**Problem requirements:**
Reproduce each line of the material precisely.

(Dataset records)
★ ★ ★ ★

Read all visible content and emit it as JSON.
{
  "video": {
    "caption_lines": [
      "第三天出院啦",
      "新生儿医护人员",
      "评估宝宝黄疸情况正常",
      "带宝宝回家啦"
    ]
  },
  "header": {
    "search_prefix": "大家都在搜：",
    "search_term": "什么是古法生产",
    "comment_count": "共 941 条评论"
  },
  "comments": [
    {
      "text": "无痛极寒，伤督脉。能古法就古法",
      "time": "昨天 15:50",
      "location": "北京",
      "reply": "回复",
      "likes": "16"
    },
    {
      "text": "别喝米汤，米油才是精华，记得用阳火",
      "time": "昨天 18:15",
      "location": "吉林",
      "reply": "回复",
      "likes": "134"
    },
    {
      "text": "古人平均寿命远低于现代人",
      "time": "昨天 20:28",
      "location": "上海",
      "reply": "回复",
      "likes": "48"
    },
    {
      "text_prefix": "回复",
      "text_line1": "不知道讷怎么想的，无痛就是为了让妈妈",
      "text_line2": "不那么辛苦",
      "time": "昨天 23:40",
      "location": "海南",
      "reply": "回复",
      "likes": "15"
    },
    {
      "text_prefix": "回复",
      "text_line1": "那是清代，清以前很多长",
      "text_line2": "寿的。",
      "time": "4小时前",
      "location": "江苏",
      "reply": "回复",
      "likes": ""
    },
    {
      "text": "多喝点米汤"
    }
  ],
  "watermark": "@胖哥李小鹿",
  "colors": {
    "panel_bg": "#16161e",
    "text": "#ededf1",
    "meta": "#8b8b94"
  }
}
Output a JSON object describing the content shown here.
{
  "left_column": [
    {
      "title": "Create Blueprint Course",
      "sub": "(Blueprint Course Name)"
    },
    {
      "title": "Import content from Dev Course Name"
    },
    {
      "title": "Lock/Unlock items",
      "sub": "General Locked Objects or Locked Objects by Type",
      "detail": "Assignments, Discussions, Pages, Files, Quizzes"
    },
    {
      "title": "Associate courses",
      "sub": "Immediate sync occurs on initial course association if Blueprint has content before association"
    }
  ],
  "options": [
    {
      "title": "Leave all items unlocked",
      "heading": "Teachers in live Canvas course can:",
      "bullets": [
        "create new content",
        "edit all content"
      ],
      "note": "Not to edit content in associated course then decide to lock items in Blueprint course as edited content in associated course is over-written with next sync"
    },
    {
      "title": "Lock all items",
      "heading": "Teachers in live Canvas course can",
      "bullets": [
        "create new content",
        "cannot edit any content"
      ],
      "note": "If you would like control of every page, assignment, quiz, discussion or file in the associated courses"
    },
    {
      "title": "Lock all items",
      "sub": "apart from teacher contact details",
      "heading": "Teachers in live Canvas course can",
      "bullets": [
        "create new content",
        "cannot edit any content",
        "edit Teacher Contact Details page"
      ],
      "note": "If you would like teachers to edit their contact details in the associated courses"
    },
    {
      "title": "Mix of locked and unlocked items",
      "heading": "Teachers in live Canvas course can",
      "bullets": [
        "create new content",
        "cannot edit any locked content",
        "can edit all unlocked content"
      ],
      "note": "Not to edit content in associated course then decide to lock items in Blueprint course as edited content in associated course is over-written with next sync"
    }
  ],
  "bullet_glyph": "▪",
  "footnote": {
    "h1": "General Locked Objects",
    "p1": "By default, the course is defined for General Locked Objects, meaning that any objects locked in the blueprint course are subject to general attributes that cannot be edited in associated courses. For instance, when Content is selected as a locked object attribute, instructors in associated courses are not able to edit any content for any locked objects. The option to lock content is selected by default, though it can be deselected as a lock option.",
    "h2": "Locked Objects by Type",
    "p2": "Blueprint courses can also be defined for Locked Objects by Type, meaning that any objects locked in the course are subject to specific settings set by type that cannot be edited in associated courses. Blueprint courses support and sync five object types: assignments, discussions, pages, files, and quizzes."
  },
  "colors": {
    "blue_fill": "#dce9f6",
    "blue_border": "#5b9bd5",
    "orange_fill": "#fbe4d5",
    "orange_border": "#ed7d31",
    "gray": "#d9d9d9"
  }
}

★ ★ ★ ★

**Final result:**
Read all visible content and emit it as JSON.
{
  "video": {
    "caption_lines": [
      "第三天出院啦",
      "新生儿医护人员",
      "评估宝宝黄疸情况正常",
      "带宝宝回家啦"
    ]
  },
  "header": {
    "search_prefix": "大家都在搜：",
    "search_term": "什么是古法生产",
    "comment_count": "共 941 条评论"
  },
  "comments": [
    {
      "text": "无痛极寒，伤督脉。能古法就古法",
      "time": "昨天 15:50",
      "location": "北京",
      "reply": "回复",
      "likes": "16"
    },
    {
      "text": "别喝米汤，米油才是精华，记得用阳火",
      "time": "昨天 18:15",
      "location": "吉林",
      "reply": "回复",
      "likes": "134"
    },
    {
      "text": "古人平均寿命远低于现代人",
      "time": "昨天 20:28",
      "location": "上海",
      "reply": "回复",
      "likes": "48"
    },
    {
      "text_prefix": "回复",
      "text_line1": "不知道讷怎么想的，无痛就是为了让妈妈",
      "text_line2": "不那么辛苦",
      "time": "昨天 23:40",
      "location": "海南",
      "reply": "回复",
      "likes": "15"
    },
    {
      "text_prefix": "回复",
      "text_line1": "那是清代，清以前很多长",
      "text_line2": "寿的。",
      "time": "4小时前",
      "location": "江苏",
      "reply": "回复",
      "likes": ""
    },
    {
      "text": "多喝点米汤"
    }
  ],
  "watermark": "@胖哥李小鹿",
  "colors": {
    "panel_bg": "#16161e",
    "text": "#ededf1",
    "meta": "#8b8b94"
  }
}
Output a JSON object describing the content shown here.
{
  "left_column": [
    {
      "title": "Create Blueprint Course",
      "sub": "(Blueprint Course Name)"
    },
    {
      "title": "Import content from Dev Course Name"
    },
    {
      "title": "Lock/Unlock items",
      "sub": "General Locked Objects or Locked Objects by Type",
      "detail": "Assignments, Discussions, Pages, Files, Quizzes"
    },
    {
      "title": "Associate courses",
      "sub": "Immediate sync occurs on initial course association if Blueprint has content before association"
    }
  ],
  "options": [
    {
      "title": "Leave all items unlocked",
      "heading": "Teachers in live Canvas course can:",
      "bullets": [
        "create new content",
        "edit all content"
      ],
      "note": "Not to edit content in associated course then decide to lock items in Blueprint course as edited content in associated course is over-written with next sync"
    },
    {
      "title": "Lock all items",
      "heading": "Teachers in live Canvas course can",
      "bullets": [
        "create new content",
        "cannot edit any content"
      ],
      "note": "If you would like control of every page, assignment, quiz, discussion or file in the associated courses"
    },
    {
      "title": "Lock all items",
      "sub": "apart from teacher contact details",
      "heading": "Teachers in live Canvas course can",
      "bullets": [
        "create new content",
        "cannot edit any content",
        "edit Teacher Contact Details page"
      ],
      "note": "If you would like teachers to edit their contact details in the associated courses"
    },
    {
      "title": "Mix of locked and unlocked items",
      "heading": "Teachers in live Canvas course can",
      "bullets": [
        "create new content",
        "cannot edit any locked content",
        "can edit all unlocked content"
      ],
      "note": "Not to edit content in associated course then decide to lock items in Blueprint course as edited content in associated course is over-written with next sync"
    }
  ],
  "bullet_glyph": "▪",
  "footnote": {
    "h1": "General Locked Objects",
    "p1": "By default, the course is defined for General Locked Objects, meaning that any objects locked in the blueprint course are subject to general attributes that cannot be edited in associated courses. For instance, when Content is selected as a locked object attribute, instructors in associated courses are not able to edit any content for any locked objects. The option to lock content is selected by default, though it can be deselected as a lock option.",
    "h2": "Locked Objects by Type",
    "p2": "Blueprint courses can also be defined for Locked Objects by Type, meaning that any objects locked in the course are subject to specific settings set by type that cannot be edited in associated courses. Blueprint courses support and sync five object types: assignments, discussions, pages, files, and quizzes."
  },
  "colors": {
    "blue_fill": "#dce9f6",
    "blue_border": "#5b9bd5",
    "orange_fill": "#fbe4d5",
    "orange_border": "#ed7d31",
    "gray": "#d9d9d9"
  }
}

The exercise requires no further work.